* **Exercise aim**: Extract the data exactly, missing nothing.

(Extracts from a graphics dataset)
:::

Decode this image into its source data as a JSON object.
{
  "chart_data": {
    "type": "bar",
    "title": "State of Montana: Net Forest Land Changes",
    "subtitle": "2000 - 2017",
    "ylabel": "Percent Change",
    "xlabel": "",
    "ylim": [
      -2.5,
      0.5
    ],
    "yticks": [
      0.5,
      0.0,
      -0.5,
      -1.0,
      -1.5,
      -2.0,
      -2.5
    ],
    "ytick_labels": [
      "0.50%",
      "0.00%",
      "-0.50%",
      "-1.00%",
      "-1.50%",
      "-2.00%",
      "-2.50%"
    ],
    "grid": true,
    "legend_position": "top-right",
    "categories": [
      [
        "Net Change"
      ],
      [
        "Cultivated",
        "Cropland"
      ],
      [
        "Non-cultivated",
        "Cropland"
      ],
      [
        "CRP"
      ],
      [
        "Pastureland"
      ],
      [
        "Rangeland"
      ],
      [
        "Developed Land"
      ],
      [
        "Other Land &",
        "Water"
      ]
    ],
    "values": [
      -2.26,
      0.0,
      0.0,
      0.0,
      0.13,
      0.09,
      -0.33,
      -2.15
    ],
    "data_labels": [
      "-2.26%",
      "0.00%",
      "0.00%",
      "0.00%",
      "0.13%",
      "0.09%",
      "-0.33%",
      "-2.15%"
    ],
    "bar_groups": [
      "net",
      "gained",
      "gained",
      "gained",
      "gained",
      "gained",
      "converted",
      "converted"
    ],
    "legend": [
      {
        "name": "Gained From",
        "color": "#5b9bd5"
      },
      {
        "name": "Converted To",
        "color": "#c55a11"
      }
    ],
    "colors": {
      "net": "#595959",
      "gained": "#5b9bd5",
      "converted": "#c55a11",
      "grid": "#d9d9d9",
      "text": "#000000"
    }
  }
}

:::

* **Expected answer**:
Decode this image into its source data as a JSON object.
{
  "chart_data": {
    "type": "bar",
    "title": "State of Montana: Net Forest Land Changes",
    "subtitle": "2000 - 2017",
    "ylabel": "Percent Change",
    "xlabel": "",
    "ylim": [
      -2.5,
      0.5
    ],
    "yticks": [
      0.5,
      0.0,
      -0.5,
      -1.0,
      -1.5,
      -2.0,
      -2.5
    ],
    "ytick_labels": [
      "0.50%",
      "0.00%",
      "-0.50%",
      "-1.00%",
      "-1.50%",
      "-2.00%",
      "-2.50%"
    ],
    "grid": true,
    "legend_position": "top-right",
    "categories": [
      [
        "Net Change"
      ],
      [
        "Cultivated",
        "Cropland"
      ],
      [
        "Non-cultivated",
        "Cropland"
      ],
      [
        "CRP"
      ],
      [
        "Pastureland"
      ],
      [
        "Rangeland"
      ],
      [
        "Developed Land"
      ],
      [
        "Other Land &",
        "Water"
      ]
    ],
    "values": [
      -2.26,
      0.0,
      0.0,
      0.0,
      0.13,
      0.09,
      -0.33,
      -2.15
    ],
    "data_labels": [
      "-2.26%",
      "0.00%",
      "0.00%",
      "0.00%",
      "0.13%",
      "0.09%",
      "-0.33%",
      "-2.15%"
    ],
    "bar_groups": [
      "net",
      "gained",
      "gained",
      "gained",
      "gained",
      "gained",
      "converted",
      "converted"
    ],
    "legend": [
      {
        "name": "Gained From",
        "color": "#5b9bd5"
      },
      {
        "name": "Converted To",
        "color": "#c55a11"
      }
    ],
    "colors": {
      "net": "#595959",
      "gained": "#5b9bd5",
      "converted": "#c55a11",
      "grid": "#d9d9d9",
      "text": "#000000"
    }
  }
}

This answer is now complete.